Extract every entry word for word.

++++++

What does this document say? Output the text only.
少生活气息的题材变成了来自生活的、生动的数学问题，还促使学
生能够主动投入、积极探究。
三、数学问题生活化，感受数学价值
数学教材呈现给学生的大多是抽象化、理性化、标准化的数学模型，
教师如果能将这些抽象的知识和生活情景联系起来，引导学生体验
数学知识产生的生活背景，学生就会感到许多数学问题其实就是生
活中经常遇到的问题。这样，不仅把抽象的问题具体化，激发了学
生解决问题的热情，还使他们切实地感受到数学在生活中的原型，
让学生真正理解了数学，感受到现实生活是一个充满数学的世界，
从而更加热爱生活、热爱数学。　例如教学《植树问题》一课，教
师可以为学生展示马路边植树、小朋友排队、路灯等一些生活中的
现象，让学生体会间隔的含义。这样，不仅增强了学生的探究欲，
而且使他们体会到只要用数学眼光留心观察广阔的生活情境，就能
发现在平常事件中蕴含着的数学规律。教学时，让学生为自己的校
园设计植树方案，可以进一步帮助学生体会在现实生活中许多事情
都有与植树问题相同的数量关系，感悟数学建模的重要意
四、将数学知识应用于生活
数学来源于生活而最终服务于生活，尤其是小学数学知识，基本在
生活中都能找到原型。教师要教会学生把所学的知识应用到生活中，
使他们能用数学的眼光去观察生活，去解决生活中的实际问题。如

++++++

**Answer to the exercise**
What does this document say? Output the text only.
少生活气息的题材变成了来自生活的、生动的数学问题，还促使学
生能够主动投入、积极探究。
三、数学问题生活化，感受数学价值
数学教材呈现给学生的大多是抽象化、理性化、标准化的数学模型，
教师如果能将这些抽象的知识和生活情景联系起来，引导学生体验
数学知识产生的生活背景，学生就会感到许多数学问题其实就是生
活中经常遇到的问题。这样，不仅把抽象的问题具体化，激发了学
生解决问题的热情，还使他们切实地感受到数学在生活中的原型，
让学生真正理解了数学，感受到现实生活是一个充满数学的世界，
从而更加热爱生活、热爱数学。　例如教学《植树问题》一课，教
师可以为学生展示马路边植树、小朋友排队、路灯等一些生活中的
现象，让学生体会间隔的含义。这样，不仅增强了学生的探究欲，
而且使他们体会到只要用数学眼光留心观察广阔的生活情境，就能
发现在平常事件中蕴含着的数学规律。教学时，让学生为自己的校
园设计植树方案，可以进一步帮助学生体会在现实生活中许多事情
都有与植树问题相同的数量关系，感悟数学建模的重要意
四、将数学知识应用于生活
数学来源于生活而最终服务于生活，尤其是小学数学知识，基本在
生活中都能找到原型。教师要教会学生把所学的知识应用到生活中，
使他们能用数学的眼光去观察生活，去解决生活中的实际问题。如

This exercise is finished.